> **The problem**
Identify the lines that contain the word "this", then copy them.

> **Recorded data**
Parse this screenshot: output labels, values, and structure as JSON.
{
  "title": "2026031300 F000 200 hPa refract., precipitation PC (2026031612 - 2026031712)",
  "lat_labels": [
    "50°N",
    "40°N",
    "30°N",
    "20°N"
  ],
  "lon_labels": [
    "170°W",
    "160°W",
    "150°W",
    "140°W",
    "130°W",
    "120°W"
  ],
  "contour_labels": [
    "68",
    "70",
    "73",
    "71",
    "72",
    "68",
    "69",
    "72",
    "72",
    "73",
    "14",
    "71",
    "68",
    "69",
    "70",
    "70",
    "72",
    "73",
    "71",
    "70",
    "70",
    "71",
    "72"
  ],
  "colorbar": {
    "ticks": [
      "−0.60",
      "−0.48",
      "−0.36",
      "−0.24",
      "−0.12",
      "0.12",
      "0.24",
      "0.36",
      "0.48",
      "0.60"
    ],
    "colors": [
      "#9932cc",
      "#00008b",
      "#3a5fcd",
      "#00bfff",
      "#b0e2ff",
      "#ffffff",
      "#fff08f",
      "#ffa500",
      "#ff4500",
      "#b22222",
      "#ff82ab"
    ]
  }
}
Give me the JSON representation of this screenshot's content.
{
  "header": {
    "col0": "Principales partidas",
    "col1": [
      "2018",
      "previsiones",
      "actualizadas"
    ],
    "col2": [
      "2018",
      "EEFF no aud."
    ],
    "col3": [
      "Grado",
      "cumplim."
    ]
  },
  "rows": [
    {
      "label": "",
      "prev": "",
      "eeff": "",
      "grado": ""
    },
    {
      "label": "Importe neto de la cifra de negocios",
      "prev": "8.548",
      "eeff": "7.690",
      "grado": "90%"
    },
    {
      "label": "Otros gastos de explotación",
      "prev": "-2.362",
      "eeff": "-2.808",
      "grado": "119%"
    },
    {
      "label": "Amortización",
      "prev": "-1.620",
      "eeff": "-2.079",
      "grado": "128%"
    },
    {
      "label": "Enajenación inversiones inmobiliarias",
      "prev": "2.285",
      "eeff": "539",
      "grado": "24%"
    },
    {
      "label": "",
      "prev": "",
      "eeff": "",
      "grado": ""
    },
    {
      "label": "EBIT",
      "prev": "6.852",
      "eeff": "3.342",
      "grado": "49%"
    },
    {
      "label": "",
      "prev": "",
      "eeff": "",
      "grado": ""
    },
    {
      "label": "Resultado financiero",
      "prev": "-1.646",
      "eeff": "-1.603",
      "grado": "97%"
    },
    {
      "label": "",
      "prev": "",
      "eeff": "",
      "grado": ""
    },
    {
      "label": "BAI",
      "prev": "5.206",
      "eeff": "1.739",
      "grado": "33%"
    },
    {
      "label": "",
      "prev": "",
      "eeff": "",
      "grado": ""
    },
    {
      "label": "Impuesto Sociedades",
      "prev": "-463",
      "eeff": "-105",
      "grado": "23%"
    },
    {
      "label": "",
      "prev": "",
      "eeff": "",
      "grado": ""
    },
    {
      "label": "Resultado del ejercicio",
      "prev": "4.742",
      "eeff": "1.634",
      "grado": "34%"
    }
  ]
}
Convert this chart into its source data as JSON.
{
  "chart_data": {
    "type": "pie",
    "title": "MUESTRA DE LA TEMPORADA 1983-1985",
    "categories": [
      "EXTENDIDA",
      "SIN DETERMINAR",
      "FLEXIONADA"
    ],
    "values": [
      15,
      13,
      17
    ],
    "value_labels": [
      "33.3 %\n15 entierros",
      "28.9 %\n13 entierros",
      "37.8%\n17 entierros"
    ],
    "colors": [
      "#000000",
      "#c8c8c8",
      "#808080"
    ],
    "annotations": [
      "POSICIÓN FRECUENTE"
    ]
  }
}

> **Exercise output**
Parse this screenshot: output labels, values, and structure as JSON.
Give me the JSON representation of this screenshot's content.
Convert this chart into its source data as JSON.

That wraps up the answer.